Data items
____________

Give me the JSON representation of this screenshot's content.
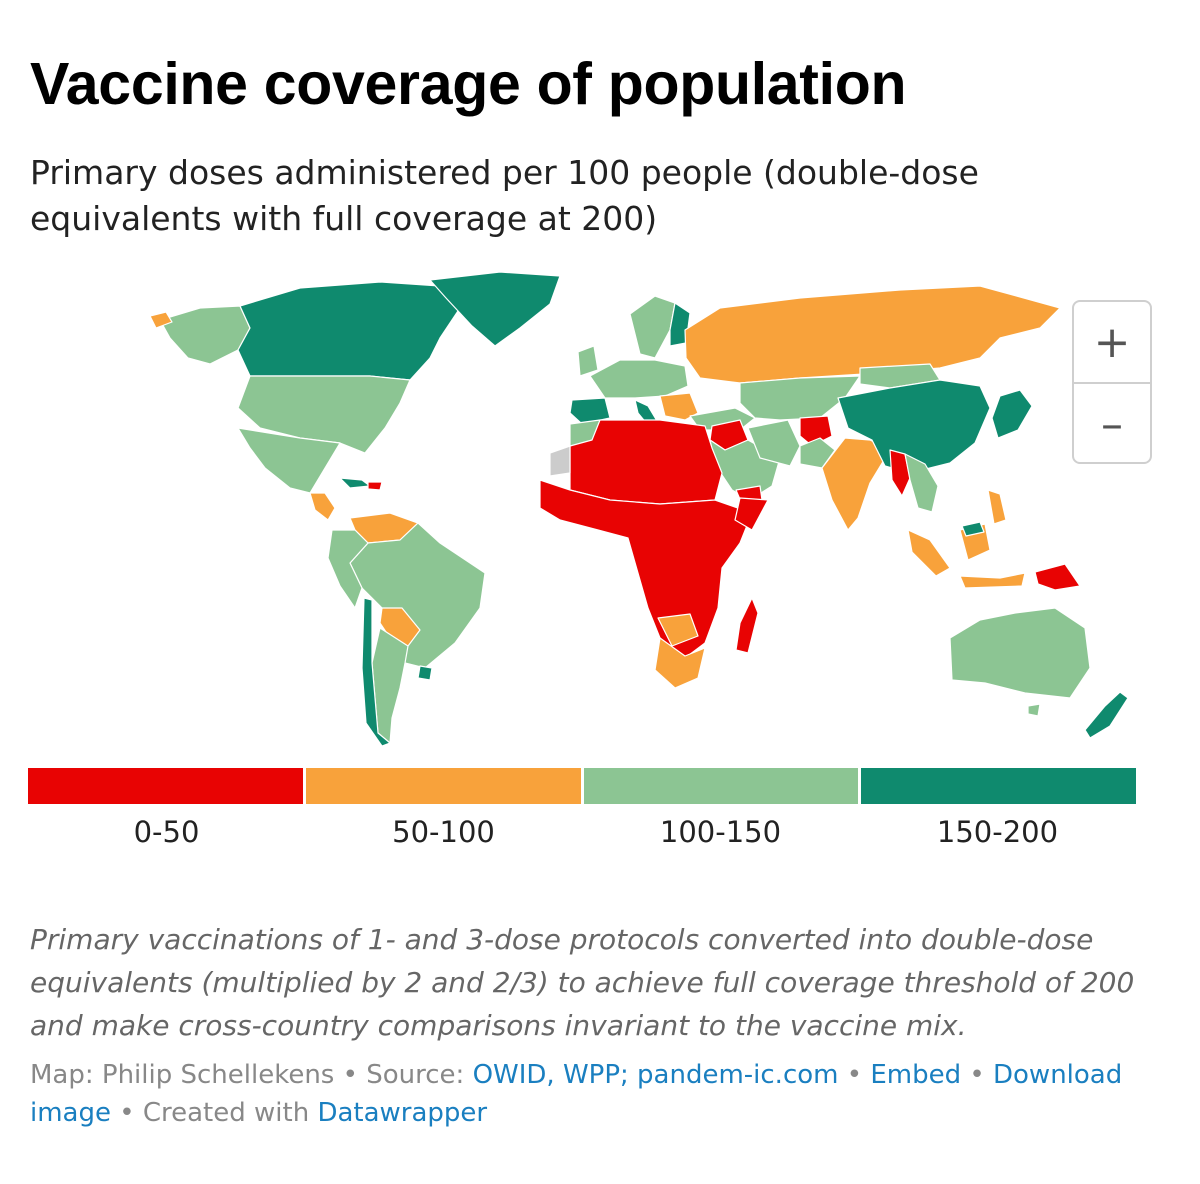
{
  "header": {
    "title": "Vaccine coverage of population",
    "subtitle": "Primary doses administered per 100 people (double-dose equivalents with full coverage at 200)"
  },
  "map": {
    "zoom_in_label": "+",
    "zoom_out_label": "–",
    "no_data_color": "#cccccc"
  },
  "legend": {
    "items": [
      {
        "label": "0-50",
        "color": "#e80303"
      },
      {
        "label": "50-100",
        "color": "#f8a23b"
      },
      {
        "label": "100-150",
        "color": "#8cc593"
      },
      {
        "label": "150-200",
        "color": "#0f8a6e"
      }
    ]
  },
  "footer": {
    "note": "Primary vaccinations of 1- and 3-dose protocols converted into double-dose equivalents (multiplied by 2 and 2/3) to achieve full coverage threshold of 200 and make cross-country comparisons invariant to the vaccine mix.",
    "map_by_label": "Map: Philip Schellekens",
    "sep1": " • ",
    "source_label": "Source: ",
    "source_link": "OWID, WPP; pandem-ic.com",
    "sep2": " • ",
    "embed_link": "Embed",
    "sep3": " • ",
    "download_link": "Download image",
    "sep4": " • ",
    "created_label": "Created with ",
    "datawrapper_link": "Datawrapper"
  }
}
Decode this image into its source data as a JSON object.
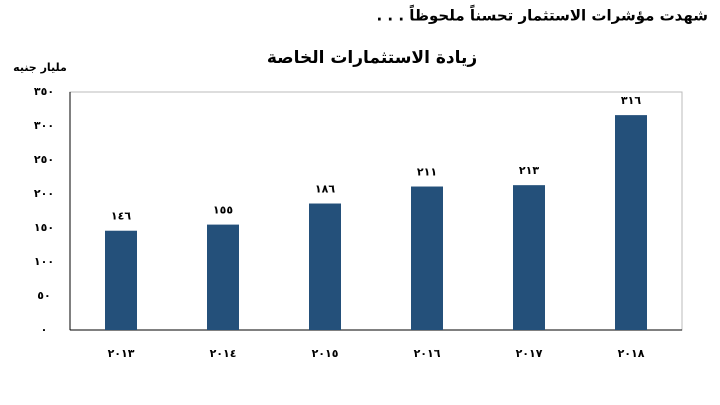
{
  "chart_data": {
    "type": "bar",
    "heading": "شهدت مؤشرات الاستثمار تحسناً ملحوظاً . . .",
    "title": "زيادة الاستثمارات الخاصة",
    "ylabel": "مليار جنيه",
    "categories": [
      "٢٠١٣",
      "٢٠١٤",
      "٢٠١٥",
      "٢٠١٦",
      "٢٠١٧",
      "٢٠١٨"
    ],
    "values": [
      146,
      155,
      186,
      211,
      213,
      316
    ],
    "value_labels": [
      "١٤٦",
      "١٥٥",
      "١٨٦",
      "٢١١",
      "٢١٣",
      "٣١٦"
    ],
    "color": "#24507a",
    "ylim": [
      0,
      350
    ],
    "yticks": [
      {
        "value": 0,
        "label": "٠"
      },
      {
        "value": 50,
        "label": "٥٠"
      },
      {
        "value": 100,
        "label": "١٠٠"
      },
      {
        "value": 150,
        "label": "١٥٠"
      },
      {
        "value": 200,
        "label": "٢٠٠"
      },
      {
        "value": 250,
        "label": "٢٥٠"
      },
      {
        "value": 300,
        "label": "٣٠٠"
      },
      {
        "value": 350,
        "label": "٣٥٠"
      }
    ],
    "grid": false
  }
}
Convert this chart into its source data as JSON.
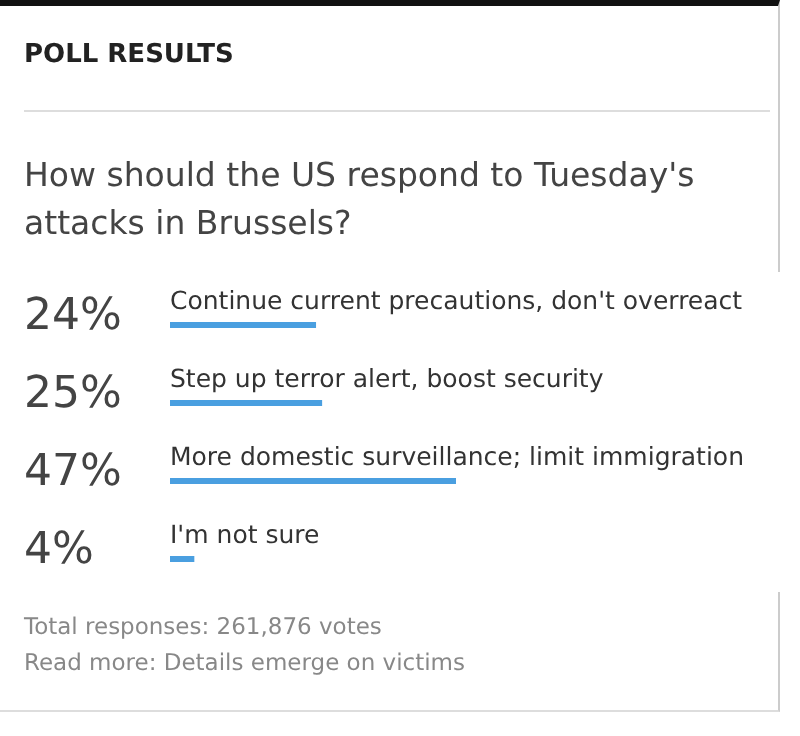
{
  "chart_data": {
    "type": "bar",
    "orientation": "horizontal",
    "title": "POLL RESULTS",
    "subtitle": "How should the US respond to Tuesday's attacks in Brussels?",
    "categories": [
      "Continue current precautions, don't overreact",
      "Step up terror alert, boost security",
      "More domestic surveillance; limit immigration",
      "I'm not sure"
    ],
    "values": [
      24,
      25,
      47,
      4
    ],
    "value_labels": [
      "24%",
      "25%",
      "47%",
      "4%"
    ],
    "color": "#4a9fe0",
    "annotations": [
      "Total responses: 261,876 votes",
      "Read more: Details emerge on victims"
    ]
  }
}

____________

Directions for this task – Return all of the entries word for word, but omit the pictures.

Full output –
Give me the JSON representation of this screenshot's content.
{
  "header": {
    "title": "Vaccine coverage of population",
    "subtitle": "Primary doses administered per 100 people (double-dose equivalents with full coverage at 200)"
  },
  "map": {
    "zoom_in_label": "+",
    "zoom_out_label": "–",
    "no_data_color": "#cccccc"
  },
  "legend": {
    "items": [
      {
        "label": "0-50",
        "color": "#e80303"
      },
      {
        "label": "50-100",
        "color": "#f8a23b"
      },
      {
        "label": "100-150",
        "color": "#8cc593"
      },
      {
        "label": "150-200",
        "color": "#0f8a6e"
      }
    ]
  },
  "footer": {
    "note": "Primary vaccinations of 1- and 3-dose protocols converted into double-dose equivalents (multiplied by 2 and 2/3) to achieve full coverage threshold of 200 and make cross-country comparisons invariant to the vaccine mix.",
    "map_by_label": "Map: Philip Schellekens",
    "sep1": " • ",
    "source_label": "Source: ",
    "source_link": "OWID, WPP; pandem-ic.com",
    "sep2": " • ",
    "embed_link": "Embed",
    "sep3": " • ",
    "download_link": "Download image",
    "sep4": " • ",
    "created_label": "Created with ",
    "datawrapper_link": "Datawrapper"
  }
}
Decode this image into its source data as a JSON object.
{
  "chart_data": {
    "type": "bar",
    "heading": "شهدت مؤشرات الاستثمار تحسناً ملحوظاً . . .",
    "title": "زيادة الاستثمارات الخاصة",
    "ylabel": "مليار جنيه",
    "categories": [
      "٢٠١٣",
      "٢٠١٤",
      "٢٠١٥",
      "٢٠١٦",
      "٢٠١٧",
      "٢٠١٨"
    ],
    "values": [
      146,
      155,
      186,
      211,
      213,
      316
    ],
    "value_labels": [
      "١٤٦",
      "١٥٥",
      "١٨٦",
      "٢١١",
      "٢١٣",
      "٣١٦"
    ],
    "color": "#24507a",
    "ylim": [
      0,
      350
    ],
    "yticks": [
      {
        "value": 0,
        "label": "٠"
      },
      {
        "value": 50,
        "label": "٥٠"
      },
      {
        "value": 100,
        "label": "١٠٠"
      },
      {
        "value": 150,
        "label": "١٥٠"
      },
      {
        "value": 200,
        "label": "٢٠٠"
      },
      {
        "value": 250,
        "label": "٢٥٠"
      },
      {
        "value": 300,
        "label": "٣٠٠"
      },
      {
        "value": 350,
        "label": "٣٥٠"
      }
    ],
    "grid": false
  }
}
Convert this chart into its source data as JSON.
{
  "chart_data": {
    "type": "bar",
    "orientation": "horizontal",
    "title": "POLL RESULTS",
    "subtitle": "How should the US respond to Tuesday's attacks in Brussels?",
    "categories": [
      "Continue current precautions, don't overreact",
      "Step up terror alert, boost security",
      "More domestic surveillance; limit immigration",
      "I'm not sure"
    ],
    "values": [
      24,
      25,
      47,
      4
    ],
    "value_labels": [
      "24%",
      "25%",
      "47%",
      "4%"
    ],
    "color": "#4a9fe0",
    "annotations": [
      "Total responses: 261,876 votes",
      "Read more: Details emerge on victims"
    ]
  }
}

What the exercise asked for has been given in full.